- WHAT IS BEING ASKED -
Will you quote all of the entries, word for word?

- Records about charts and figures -

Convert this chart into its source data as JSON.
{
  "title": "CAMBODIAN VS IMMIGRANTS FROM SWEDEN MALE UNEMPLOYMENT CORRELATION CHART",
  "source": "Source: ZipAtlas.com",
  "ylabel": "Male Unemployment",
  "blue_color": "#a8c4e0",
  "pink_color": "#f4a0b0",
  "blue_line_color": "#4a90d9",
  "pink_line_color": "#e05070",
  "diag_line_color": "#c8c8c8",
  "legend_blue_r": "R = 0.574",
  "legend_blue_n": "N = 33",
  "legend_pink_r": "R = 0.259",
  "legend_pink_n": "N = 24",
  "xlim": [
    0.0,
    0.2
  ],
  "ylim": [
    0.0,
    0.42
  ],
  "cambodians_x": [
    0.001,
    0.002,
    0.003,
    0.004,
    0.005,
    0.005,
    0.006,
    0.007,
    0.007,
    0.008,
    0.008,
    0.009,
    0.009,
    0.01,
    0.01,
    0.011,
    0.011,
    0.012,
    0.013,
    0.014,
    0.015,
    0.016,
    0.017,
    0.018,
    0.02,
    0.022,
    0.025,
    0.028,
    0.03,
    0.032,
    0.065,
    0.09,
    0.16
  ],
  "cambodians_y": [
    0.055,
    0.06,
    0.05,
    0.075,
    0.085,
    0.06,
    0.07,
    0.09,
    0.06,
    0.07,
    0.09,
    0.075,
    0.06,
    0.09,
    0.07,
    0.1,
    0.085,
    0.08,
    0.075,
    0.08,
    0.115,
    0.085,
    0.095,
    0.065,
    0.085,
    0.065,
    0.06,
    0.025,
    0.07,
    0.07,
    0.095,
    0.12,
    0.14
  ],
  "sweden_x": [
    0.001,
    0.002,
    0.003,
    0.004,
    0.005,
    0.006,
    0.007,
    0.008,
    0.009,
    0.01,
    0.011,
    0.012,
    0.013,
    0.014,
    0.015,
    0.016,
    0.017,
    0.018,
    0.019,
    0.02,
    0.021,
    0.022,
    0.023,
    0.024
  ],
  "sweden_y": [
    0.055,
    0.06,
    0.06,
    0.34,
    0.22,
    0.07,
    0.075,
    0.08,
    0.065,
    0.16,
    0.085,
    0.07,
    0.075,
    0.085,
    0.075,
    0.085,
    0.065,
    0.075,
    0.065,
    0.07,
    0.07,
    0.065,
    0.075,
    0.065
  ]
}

- SOLUTION TO THE PROBLEM -
Convert this chart into its source data as JSON.
{
  "title": "CAMBODIAN VS IMMIGRANTS FROM SWEDEN MALE UNEMPLOYMENT CORRELATION CHART",
  "source": "Source: ZipAtlas.com",
  "ylabel": "Male Unemployment",
  "blue_color": "#a8c4e0",
  "pink_color": "#f4a0b0",
  "blue_line_color": "#4a90d9",
  "pink_line_color": "#e05070",
  "diag_line_color": "#c8c8c8",
  "legend_blue_r": "R = 0.574",
  "legend_blue_n": "N = 33",
  "legend_pink_r": "R = 0.259",
  "legend_pink_n": "N = 24",
  "xlim": [
    0.0,
    0.2
  ],
  "ylim": [
    0.0,
    0.42
  ],
  "cambodians_x": [
    0.001,
    0.002,
    0.003,
    0.004,
    0.005,
    0.005,
    0.006,
    0.007,
    0.007,
    0.008,
    0.008,
    0.009,
    0.009,
    0.01,
    0.01,
    0.011,
    0.011,
    0.012,
    0.013,
    0.014,
    0.015,
    0.016,
    0.017,
    0.018,
    0.02,
    0.022,
    0.025,
    0.028,
    0.03,
    0.032,
    0.065,
    0.09,
    0.16
  ],
  "cambodians_y": [
    0.055,
    0.06,
    0.05,
    0.075,
    0.085,
    0.06,
    0.07,
    0.09,
    0.06,
    0.07,
    0.09,
    0.075,
    0.06,
    0.09,
    0.07,
    0.1,
    0.085,
    0.08,
    0.075,
    0.08,
    0.115,
    0.085,
    0.095,
    0.065,
    0.085,
    0.065,
    0.06,
    0.025,
    0.07,
    0.07,
    0.095,
    0.12,
    0.14
  ],
  "sweden_x": [
    0.001,
    0.002,
    0.003,
    0.004,
    0.005,
    0.006,
    0.007,
    0.008,
    0.009,
    0.01,
    0.011,
    0.012,
    0.013,
    0.014,
    0.015,
    0.016,
    0.017,
    0.018,
    0.019,
    0.02,
    0.021,
    0.022,
    0.023,
    0.024
  ],
  "sweden_y": [
    0.055,
    0.06,
    0.06,
    0.34,
    0.22,
    0.07,
    0.075,
    0.08,
    0.065,
    0.16,
    0.085,
    0.07,
    0.075,
    0.085,
    0.075,
    0.085,
    0.065,
    0.075,
    0.065,
    0.07,
    0.07,
    0.065,
    0.075,
    0.065
  ]
}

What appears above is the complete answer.